Report each line of the records below that holds the word "progression".

Saved data entries
=== Section Start ===

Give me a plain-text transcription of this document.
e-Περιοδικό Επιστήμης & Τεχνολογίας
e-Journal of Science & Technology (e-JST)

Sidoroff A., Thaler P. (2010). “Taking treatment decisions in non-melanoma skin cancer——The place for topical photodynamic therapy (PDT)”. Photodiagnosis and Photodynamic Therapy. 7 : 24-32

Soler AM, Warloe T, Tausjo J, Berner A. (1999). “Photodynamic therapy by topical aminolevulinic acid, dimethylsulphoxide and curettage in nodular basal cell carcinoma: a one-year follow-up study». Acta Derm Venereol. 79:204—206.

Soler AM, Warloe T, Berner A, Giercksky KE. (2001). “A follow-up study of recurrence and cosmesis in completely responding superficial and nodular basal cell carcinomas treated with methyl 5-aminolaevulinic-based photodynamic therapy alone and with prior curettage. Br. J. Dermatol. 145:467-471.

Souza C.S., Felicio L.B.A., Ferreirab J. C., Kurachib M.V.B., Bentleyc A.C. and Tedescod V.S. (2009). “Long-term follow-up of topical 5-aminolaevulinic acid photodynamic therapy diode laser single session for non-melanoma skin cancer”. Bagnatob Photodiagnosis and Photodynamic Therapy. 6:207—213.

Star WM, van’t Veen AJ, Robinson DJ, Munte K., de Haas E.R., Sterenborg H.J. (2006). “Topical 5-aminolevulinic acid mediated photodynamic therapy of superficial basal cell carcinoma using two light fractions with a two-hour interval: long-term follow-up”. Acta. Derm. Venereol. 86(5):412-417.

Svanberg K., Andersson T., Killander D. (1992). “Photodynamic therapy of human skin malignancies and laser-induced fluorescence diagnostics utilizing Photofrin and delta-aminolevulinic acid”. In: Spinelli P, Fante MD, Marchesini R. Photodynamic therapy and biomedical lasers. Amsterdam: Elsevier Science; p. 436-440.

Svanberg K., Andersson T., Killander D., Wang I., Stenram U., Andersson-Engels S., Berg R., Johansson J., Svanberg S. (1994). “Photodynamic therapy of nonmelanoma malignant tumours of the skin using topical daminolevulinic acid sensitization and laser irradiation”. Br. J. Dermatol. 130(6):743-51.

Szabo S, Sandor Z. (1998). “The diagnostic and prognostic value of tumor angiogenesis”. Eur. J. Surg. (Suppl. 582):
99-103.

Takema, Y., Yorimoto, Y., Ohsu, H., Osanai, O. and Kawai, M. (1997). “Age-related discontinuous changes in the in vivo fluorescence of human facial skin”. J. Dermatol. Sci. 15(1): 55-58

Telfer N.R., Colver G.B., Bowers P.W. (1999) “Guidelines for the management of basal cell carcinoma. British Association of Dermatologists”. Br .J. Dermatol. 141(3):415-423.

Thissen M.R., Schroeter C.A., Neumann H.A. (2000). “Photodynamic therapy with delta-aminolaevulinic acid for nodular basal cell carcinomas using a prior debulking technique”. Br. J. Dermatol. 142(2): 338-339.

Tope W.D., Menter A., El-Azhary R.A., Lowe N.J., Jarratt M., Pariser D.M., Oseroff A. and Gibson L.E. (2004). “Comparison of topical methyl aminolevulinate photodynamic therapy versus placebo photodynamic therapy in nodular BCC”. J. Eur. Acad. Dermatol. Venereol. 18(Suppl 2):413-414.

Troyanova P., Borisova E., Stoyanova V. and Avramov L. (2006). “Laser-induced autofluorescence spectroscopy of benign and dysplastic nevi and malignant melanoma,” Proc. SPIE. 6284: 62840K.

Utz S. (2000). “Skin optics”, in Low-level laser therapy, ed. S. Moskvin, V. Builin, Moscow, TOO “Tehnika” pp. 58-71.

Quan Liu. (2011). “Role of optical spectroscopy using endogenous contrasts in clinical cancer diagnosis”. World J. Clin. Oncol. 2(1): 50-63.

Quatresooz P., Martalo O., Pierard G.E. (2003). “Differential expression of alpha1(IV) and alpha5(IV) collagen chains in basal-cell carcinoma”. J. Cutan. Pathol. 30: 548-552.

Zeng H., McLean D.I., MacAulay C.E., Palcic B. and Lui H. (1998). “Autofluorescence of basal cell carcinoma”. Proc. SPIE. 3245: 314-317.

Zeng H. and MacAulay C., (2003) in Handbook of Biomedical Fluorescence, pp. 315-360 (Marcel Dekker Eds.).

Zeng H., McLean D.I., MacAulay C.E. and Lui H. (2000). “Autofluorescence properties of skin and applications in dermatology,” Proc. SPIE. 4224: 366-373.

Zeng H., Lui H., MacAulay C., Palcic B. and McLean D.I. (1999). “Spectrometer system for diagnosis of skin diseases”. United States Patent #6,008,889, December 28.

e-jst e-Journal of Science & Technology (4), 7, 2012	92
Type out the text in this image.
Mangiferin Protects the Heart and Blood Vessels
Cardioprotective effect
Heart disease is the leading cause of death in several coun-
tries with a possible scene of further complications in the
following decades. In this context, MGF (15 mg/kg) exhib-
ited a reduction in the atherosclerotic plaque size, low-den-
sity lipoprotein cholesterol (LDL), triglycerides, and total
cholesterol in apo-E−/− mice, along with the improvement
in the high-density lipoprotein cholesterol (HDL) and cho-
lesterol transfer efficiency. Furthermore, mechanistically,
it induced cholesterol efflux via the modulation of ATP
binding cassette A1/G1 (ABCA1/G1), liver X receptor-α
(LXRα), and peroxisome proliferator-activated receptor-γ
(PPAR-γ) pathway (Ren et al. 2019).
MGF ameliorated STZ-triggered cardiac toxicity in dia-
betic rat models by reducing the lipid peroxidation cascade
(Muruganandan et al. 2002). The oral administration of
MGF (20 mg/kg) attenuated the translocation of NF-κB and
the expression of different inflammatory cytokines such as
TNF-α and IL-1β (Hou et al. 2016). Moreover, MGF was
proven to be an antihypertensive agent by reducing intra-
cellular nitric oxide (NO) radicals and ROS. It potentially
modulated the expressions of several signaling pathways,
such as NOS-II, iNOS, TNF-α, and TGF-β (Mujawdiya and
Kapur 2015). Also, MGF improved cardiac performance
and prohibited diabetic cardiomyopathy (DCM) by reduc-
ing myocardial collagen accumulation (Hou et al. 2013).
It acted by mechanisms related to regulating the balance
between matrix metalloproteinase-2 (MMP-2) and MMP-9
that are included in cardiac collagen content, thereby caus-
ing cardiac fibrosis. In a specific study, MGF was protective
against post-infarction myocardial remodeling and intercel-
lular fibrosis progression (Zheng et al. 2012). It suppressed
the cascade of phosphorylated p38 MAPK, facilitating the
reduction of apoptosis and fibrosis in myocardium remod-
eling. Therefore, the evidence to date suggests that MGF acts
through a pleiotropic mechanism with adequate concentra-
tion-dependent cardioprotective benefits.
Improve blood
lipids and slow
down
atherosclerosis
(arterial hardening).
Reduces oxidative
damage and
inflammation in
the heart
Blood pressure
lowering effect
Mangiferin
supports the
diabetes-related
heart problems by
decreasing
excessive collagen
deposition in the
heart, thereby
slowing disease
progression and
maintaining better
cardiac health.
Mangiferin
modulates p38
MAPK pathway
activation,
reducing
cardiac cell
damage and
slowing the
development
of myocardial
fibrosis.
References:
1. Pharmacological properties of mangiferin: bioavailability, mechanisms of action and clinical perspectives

=== Section End ===

Task result
lular fibrosis progression (Zheng et al. 2012). It suppressed
progression and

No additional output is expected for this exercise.